(Records about charts and figures)
--- Start ---

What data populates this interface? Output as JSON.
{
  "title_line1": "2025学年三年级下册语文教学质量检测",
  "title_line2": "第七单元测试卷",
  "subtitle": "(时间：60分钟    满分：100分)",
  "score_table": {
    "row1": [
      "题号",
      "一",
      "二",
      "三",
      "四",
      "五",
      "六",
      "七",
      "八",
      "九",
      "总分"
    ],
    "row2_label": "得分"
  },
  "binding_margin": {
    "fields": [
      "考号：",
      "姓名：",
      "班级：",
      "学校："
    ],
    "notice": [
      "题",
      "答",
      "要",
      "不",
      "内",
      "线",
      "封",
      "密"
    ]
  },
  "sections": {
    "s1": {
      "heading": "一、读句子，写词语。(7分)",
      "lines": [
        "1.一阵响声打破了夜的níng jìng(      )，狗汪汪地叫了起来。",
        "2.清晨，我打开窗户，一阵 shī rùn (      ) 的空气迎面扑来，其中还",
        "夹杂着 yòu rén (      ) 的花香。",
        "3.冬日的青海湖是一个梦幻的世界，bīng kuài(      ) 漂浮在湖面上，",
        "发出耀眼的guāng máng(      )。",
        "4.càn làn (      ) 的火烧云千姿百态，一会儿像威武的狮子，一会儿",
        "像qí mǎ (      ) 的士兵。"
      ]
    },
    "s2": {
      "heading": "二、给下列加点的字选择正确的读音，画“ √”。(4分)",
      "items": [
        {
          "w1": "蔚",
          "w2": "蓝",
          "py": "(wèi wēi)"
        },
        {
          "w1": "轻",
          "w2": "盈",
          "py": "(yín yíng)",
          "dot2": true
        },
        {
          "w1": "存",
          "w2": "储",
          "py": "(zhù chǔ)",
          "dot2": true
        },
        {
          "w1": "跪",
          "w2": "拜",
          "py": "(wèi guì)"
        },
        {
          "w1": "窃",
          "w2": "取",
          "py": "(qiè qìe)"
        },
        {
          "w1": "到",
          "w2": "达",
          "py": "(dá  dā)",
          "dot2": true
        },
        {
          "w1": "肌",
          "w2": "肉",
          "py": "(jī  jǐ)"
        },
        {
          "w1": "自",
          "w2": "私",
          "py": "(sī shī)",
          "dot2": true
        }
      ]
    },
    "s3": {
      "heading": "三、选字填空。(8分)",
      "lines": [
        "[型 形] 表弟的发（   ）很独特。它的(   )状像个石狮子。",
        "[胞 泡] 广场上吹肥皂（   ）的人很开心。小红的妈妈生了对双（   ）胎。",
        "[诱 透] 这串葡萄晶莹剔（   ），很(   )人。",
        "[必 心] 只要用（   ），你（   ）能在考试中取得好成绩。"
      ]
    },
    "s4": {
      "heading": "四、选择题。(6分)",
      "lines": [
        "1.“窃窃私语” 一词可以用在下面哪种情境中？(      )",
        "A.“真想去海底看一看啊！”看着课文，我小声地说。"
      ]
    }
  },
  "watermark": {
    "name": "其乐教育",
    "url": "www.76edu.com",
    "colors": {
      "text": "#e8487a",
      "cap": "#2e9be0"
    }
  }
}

--- End ---

EXERCISE OBJECTIVE: From the entries, copy out each line containing the word "heading".

EXERCISE ANSWER:
      "heading": "一、读句子，写词语。(7分)",
      "heading": "二、给下列加点的字选择正确的读音，画“ √”。(4分)",
      "heading": "三、选字填空。(8分)",
      "heading": "四、选择题。(6分)",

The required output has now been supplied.